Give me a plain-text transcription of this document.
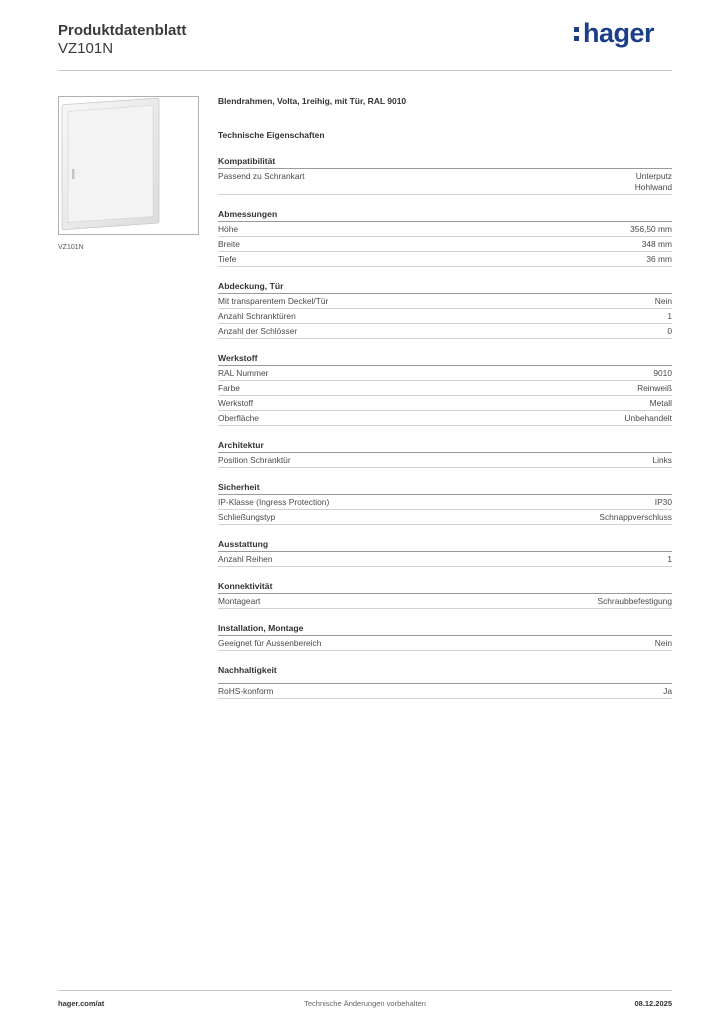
Produktdatenblatt
VZ101N
hager
VZ101N
Blendrahmen, Volta, 1reihig, mit Tür, RAL 9010
Technische Eigenschaften
Kompatibilität
Passend zu Schrankart	Unterputz
Hohlwand
Abmessungen
Höhe	356,50 mm
Breite	348 mm
Tiefe	36 mm
Abdeckung, Tür
Mit transparentem Deckel/Tür	Nein
Anzahl Schranktüren	1
Anzahl der Schlösser	0
Werkstoff
RAL Nummer	9010
Farbe	Reinweiß
Werkstoff	Metall
Oberfläche	Unbehandelt
Architektur
Position Schranktür	Links
Sicherheit
IP-Klasse (Ingress Protection)	IP30
Schließungstyp	Schnappverschluss
Ausstattung
Anzahl Reihen	1
Konnektivität
Montageart	Schraubbefestigung
Installation, Montage
Geeignet für Aussenbereich	Nein
Nachhaltigkeit
RoHS-konform	Ja
hager.com/at	Technische Änderungen vorbehalten	08.12.2025
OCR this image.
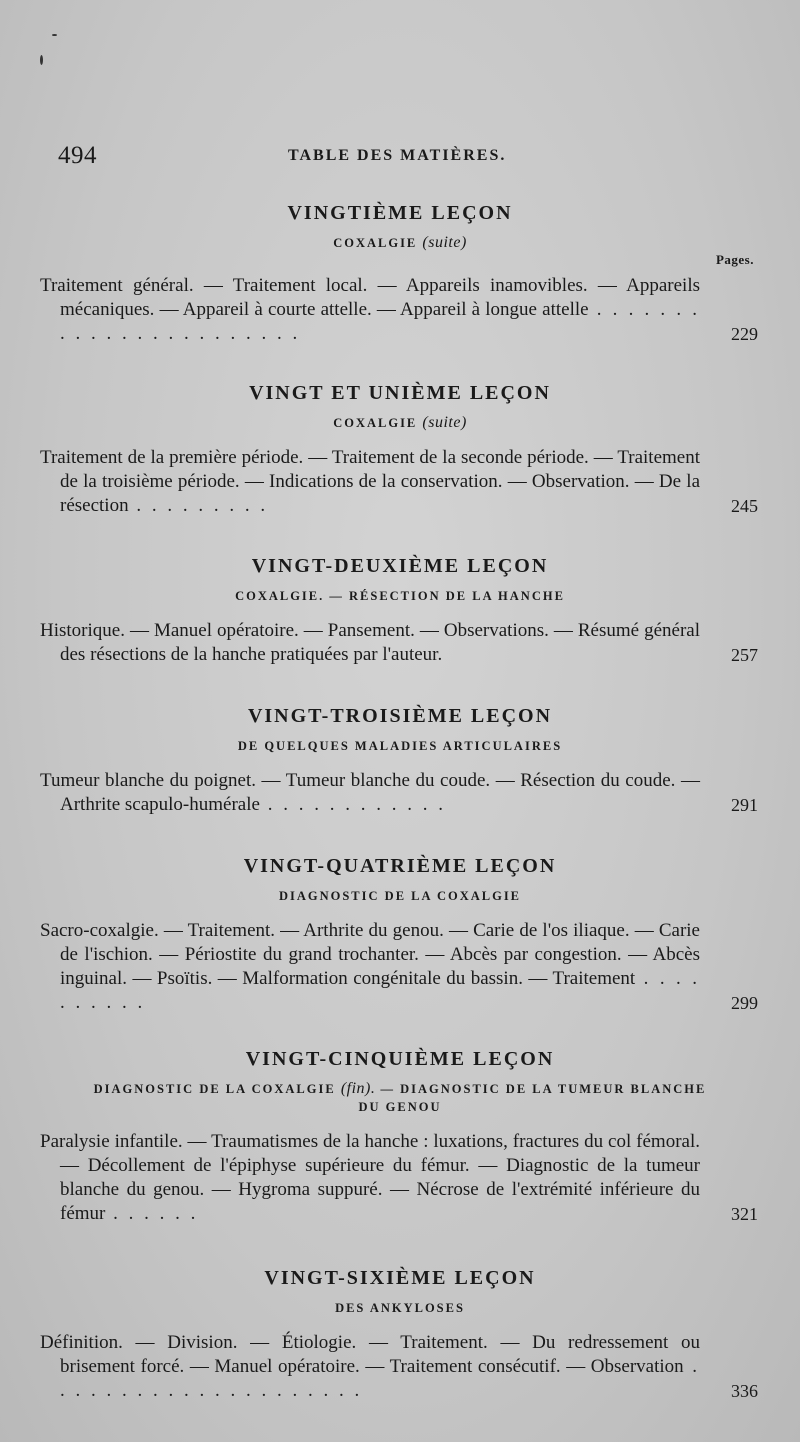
494	TABLE DES MATIÈRES.
Pages.
VINGTIÈME LEÇON

COXALGIE (suite)

Traitement général. — Traitement local. — Appareils inamovibles. — Appareils mécaniques. — Appareil à courte attelle. — Appareil à longue attelle . . . . . . . . . . . . . . . . . . . . . . .	229

VINGT ET UNIÈME LEÇON

COXALGIE (suite)

Traitement de la première période. — Traitement de la seconde période. — Traitement de la troisième période. — Indications de la conservation. — Observation. — De la résection . . . . . . . . .	245

VINGT-DEUXIÈME LEÇON

COXALGIE. — RÉSECTION DE LA HANCHE

Historique. — Manuel opératoire. — Pansement. — Observations. — Résumé général des résections de la hanche pratiquées par l'auteur.	257

VINGT-TROISIÈME LEÇON

DE QUELQUES MALADIES ARTICULAIRES

Tumeur blanche du poignet. — Tumeur blanche du coude. — Résection du coude. — Arthrite scapulo-humérale . . . . . . . . . . . .	291

VINGT-QUATRIÈME LEÇON

DIAGNOSTIC DE LA COXALGIE

Sacro-coxalgie. — Traitement. — Arthrite du genou. — Carie de l'os iliaque. — Carie de l'ischion. — Périostite du grand trochanter. — Abcès par congestion. — Abcès inguinal. — Psoïtis. — Malformation congénitale du bassin. — Traitement . . . . . . . . . .	299

VINGT-CINQUIÈME LEÇON

DIAGNOSTIC DE LA COXALGIE (fin). — DIAGNOSTIC DE LA TUMEUR BLANCHE
DU GENOU

Paralysie infantile. — Traumatismes de la hanche : luxations, fractures du col fémoral. — Décollement de l'épiphyse supérieure du fémur. — Diagnostic de la tumeur blanche du genou. — Hygroma suppuré. — Nécrose de l'extrémité inférieure du fémur . . . . . .	321

VINGT-SIXIÈME LEÇON

DES ANKYLOSES

Définition. — Division. — Étiologie. — Traitement. — Du redressement ou brisement forcé. — Manuel opératoire. — Traitement consécutif. — Observation . . . . . . . . . . . . . . . . . . . . .	336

## INSTRUCTIONS TO FOLLOW
Every line that holds the string "Arthrite" should be returned.

## ANSWER IN FULL
Tumeur blanche du poignet. — Tumeur blanche du coude. — Résection du coude. — Arthrite scapulo-humérale . . . . . . . . . . . .	291
Sacro-coxalgie. — Traitement. — Arthrite du genou. — Carie de l'os iliaque. — Carie de l'ischion. — Périostite du grand trochanter. — Abcès par congestion. — Abcès inguinal. — Psoïtis. — Malformation congénitale du bassin. — Traitement . . . . . . . . . .	299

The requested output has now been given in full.